** Stated goal **
Present the data once more in exactly its original form.

◇ ◇ ◇ ◇ ◇ ◇ ◇

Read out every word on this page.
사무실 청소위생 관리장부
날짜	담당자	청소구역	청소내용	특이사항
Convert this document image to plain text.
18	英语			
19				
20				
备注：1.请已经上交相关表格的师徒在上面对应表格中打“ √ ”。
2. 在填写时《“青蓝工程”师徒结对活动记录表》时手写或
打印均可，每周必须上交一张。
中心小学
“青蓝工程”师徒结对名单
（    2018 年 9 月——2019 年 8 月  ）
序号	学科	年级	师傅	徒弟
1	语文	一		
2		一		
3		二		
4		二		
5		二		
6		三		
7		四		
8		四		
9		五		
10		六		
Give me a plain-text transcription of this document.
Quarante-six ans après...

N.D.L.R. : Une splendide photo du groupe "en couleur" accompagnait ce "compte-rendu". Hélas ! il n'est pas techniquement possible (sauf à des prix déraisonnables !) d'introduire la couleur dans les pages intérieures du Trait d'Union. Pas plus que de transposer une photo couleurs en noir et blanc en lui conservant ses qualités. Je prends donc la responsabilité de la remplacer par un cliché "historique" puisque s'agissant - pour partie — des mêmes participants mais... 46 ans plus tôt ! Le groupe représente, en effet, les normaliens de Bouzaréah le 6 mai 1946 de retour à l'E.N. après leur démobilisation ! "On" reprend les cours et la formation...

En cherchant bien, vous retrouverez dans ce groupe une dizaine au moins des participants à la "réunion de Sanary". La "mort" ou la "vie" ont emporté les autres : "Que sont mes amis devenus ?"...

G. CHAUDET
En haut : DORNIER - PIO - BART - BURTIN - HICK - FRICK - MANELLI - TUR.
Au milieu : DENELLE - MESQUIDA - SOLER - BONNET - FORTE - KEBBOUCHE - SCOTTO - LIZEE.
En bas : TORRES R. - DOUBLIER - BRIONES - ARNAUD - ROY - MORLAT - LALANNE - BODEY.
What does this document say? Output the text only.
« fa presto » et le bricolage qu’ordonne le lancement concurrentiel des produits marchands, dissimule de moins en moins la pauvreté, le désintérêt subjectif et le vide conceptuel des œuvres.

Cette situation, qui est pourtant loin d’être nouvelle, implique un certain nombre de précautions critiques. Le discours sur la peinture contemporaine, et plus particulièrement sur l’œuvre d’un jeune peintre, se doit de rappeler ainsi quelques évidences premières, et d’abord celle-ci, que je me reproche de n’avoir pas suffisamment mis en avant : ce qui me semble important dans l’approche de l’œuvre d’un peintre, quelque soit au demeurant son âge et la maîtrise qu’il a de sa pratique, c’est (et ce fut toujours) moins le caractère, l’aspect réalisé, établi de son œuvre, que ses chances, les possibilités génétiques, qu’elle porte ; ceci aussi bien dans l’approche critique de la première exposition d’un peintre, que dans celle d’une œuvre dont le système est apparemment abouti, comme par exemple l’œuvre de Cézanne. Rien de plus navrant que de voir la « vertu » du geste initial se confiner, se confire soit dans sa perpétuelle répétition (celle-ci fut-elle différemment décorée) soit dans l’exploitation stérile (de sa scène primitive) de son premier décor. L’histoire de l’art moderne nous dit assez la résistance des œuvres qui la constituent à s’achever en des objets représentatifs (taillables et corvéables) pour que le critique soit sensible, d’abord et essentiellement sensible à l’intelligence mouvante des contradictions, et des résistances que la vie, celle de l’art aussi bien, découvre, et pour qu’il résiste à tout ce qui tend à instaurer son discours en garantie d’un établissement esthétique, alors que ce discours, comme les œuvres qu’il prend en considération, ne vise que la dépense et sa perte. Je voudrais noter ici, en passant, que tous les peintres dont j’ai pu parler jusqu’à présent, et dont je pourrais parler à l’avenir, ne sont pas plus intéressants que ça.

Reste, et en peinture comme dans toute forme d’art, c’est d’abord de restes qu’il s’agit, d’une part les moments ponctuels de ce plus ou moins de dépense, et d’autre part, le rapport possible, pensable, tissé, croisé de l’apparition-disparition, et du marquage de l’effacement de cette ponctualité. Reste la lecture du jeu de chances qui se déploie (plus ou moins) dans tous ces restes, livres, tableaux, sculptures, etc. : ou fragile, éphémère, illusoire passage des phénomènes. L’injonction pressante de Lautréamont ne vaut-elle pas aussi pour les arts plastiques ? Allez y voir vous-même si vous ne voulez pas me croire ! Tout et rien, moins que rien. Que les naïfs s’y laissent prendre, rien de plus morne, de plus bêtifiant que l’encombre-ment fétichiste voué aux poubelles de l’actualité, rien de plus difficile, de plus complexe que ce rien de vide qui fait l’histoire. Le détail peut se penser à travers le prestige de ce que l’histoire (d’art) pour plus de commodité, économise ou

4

◇ ◇ ◇ ◇ ◇ ◇ ◇

** Reply **
Read out every word on this page.
사무실 청소위생 관리장부
날짜	담당자	청소구역	청소내용	특이사항
Convert this document image to plain text.
18	英语			
19				
20				
备注：1.请已经上交相关表格的师徒在上面对应表格中打“ √ ”。
2. 在填写时《“青蓝工程”师徒结对活动记录表》时手写或
打印均可，每周必须上交一张。
中心小学
“青蓝工程”师徒结对名单
（    2018 年 9 月——2019 年 8 月  ）
序号	学科	年级	师傅	徒弟
1	语文	一		
2		一		
3		二		
4		二		
5		二		
6		三		
7		四		
8		四		
9		五		
10		六		
Give me a plain-text transcription of this document.
Quarante-six ans après...

N.D.L.R. : Une splendide photo du groupe "en couleur" accompagnait ce "compte-rendu". Hélas ! il n'est pas techniquement possible (sauf à des prix déraisonnables !) d'introduire la couleur dans les pages intérieures du Trait d'Union. Pas plus que de transposer une photo couleurs en noir et blanc en lui conservant ses qualités. Je prends donc la responsabilité de la remplacer par un cliché "historique" puisque s'agissant - pour partie — des mêmes participants mais... 46 ans plus tôt ! Le groupe représente, en effet, les normaliens de Bouzaréah le 6 mai 1946 de retour à l'E.N. après leur démobilisation ! "On" reprend les cours et la formation...

En cherchant bien, vous retrouverez dans ce groupe une dizaine au moins des participants à la "réunion de Sanary". La "mort" ou la "vie" ont emporté les autres : "Que sont mes amis devenus ?"...

G. CHAUDET
En haut : DORNIER - PIO - BART - BURTIN - HICK - FRICK - MANELLI - TUR.
Au milieu : DENELLE - MESQUIDA - SOLER - BONNET - FORTE - KEBBOUCHE - SCOTTO - LIZEE.
En bas : TORRES R. - DOUBLIER - BRIONES - ARNAUD - ROY - MORLAT - LALANNE - BODEY.
What does this document say? Output the text only.
« fa presto » et le bricolage qu’ordonne le lancement concurrentiel des produits marchands, dissimule de moins en moins la pauvreté, le désintérêt subjectif et le vide conceptuel des œuvres.

Cette situation, qui est pourtant loin d’être nouvelle, implique un certain nombre de précautions critiques. Le discours sur la peinture contemporaine, et plus particulièrement sur l’œuvre d’un jeune peintre, se doit de rappeler ainsi quelques évidences premières, et d’abord celle-ci, que je me reproche de n’avoir pas suffisamment mis en avant : ce qui me semble important dans l’approche de l’œuvre d’un peintre, quelque soit au demeurant son âge et la maîtrise qu’il a de sa pratique, c’est (et ce fut toujours) moins le caractère, l’aspect réalisé, établi de son œuvre, que ses chances, les possibilités génétiques, qu’elle porte ; ceci aussi bien dans l’approche critique de la première exposition d’un peintre, que dans celle d’une œuvre dont le système est apparemment abouti, comme par exemple l’œuvre de Cézanne. Rien de plus navrant que de voir la « vertu » du geste initial se confiner, se confire soit dans sa perpétuelle répétition (celle-ci fut-elle différemment décorée) soit dans l’exploitation stérile (de sa scène primitive) de son premier décor. L’histoire de l’art moderne nous dit assez la résistance des œuvres qui la constituent à s’achever en des objets représentatifs (taillables et corvéables) pour que le critique soit sensible, d’abord et essentiellement sensible à l’intelligence mouvante des contradictions, et des résistances que la vie, celle de l’art aussi bien, découvre, et pour qu’il résiste à tout ce qui tend à instaurer son discours en garantie d’un établissement esthétique, alors que ce discours, comme les œuvres qu’il prend en considération, ne vise que la dépense et sa perte. Je voudrais noter ici, en passant, que tous les peintres dont j’ai pu parler jusqu’à présent, et dont je pourrais parler à l’avenir, ne sont pas plus intéressants que ça.

Reste, et en peinture comme dans toute forme d’art, c’est d’abord de restes qu’il s’agit, d’une part les moments ponctuels de ce plus ou moins de dépense, et d’autre part, le rapport possible, pensable, tissé, croisé de l’apparition-disparition, et du marquage de l’effacement de cette ponctualité. Reste la lecture du jeu de chances qui se déploie (plus ou moins) dans tous ces restes, livres, tableaux, sculptures, etc. : ou fragile, éphémère, illusoire passage des phénomènes. L’injonction pressante de Lautréamont ne vaut-elle pas aussi pour les arts plastiques ? Allez y voir vous-même si vous ne voulez pas me croire ! Tout et rien, moins que rien. Que les naïfs s’y laissent prendre, rien de plus morne, de plus bêtifiant que l’encombre-ment fétichiste voué aux poubelles de l’actualité, rien de plus difficile, de plus complexe que ce rien de vide qui fait l’histoire. Le détail peut se penser à travers le prestige de ce que l’histoire (d’art) pour plus de commodité, économise ou

4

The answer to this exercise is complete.